Source document:
-.-.-

In the second experiment, the simple linear regression model to estimate the number of deaths caused by interpersonal violence on the country population was analyzed for variability in the model. It was found that the Bootstrap model usually follows the sample model more closely than the full population model.

-.-.-

[Dataset entries]

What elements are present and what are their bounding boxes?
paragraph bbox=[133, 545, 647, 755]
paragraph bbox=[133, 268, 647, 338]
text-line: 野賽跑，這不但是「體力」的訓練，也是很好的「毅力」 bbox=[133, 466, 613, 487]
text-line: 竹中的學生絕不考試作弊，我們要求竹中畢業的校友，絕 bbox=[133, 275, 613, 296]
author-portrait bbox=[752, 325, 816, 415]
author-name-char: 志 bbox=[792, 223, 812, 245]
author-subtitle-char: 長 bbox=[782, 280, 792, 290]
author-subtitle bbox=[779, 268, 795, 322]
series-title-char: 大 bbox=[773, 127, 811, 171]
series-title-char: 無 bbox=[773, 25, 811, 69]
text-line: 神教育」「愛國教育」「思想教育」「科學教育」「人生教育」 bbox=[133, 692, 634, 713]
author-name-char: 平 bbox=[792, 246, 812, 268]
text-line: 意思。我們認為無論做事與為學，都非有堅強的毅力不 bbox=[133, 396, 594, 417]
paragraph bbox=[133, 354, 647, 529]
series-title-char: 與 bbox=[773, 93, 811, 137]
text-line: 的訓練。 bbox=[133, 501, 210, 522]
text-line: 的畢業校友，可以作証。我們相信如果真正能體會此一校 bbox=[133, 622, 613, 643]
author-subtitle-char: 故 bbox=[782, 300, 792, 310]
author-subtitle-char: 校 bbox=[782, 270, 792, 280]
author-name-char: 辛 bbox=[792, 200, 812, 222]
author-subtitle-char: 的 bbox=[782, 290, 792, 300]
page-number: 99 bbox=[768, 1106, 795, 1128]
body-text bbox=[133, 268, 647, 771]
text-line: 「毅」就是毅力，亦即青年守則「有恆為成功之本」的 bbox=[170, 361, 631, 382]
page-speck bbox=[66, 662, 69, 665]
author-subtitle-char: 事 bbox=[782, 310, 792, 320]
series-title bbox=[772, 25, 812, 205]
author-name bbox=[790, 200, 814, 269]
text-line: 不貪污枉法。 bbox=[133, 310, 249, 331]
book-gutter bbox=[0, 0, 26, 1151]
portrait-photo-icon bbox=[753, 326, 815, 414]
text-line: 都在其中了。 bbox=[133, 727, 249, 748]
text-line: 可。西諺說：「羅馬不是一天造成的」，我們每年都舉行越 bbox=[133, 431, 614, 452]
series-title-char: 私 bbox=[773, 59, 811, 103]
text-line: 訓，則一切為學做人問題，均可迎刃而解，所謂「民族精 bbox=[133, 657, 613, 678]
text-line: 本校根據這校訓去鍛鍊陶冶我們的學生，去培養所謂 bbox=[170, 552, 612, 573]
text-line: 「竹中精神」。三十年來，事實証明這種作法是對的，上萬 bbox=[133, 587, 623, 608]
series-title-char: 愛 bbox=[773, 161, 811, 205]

-.-.-

According to the regression experiment text, which model does the Bootstrap model usually follow more closely than the full population model?

The sample model.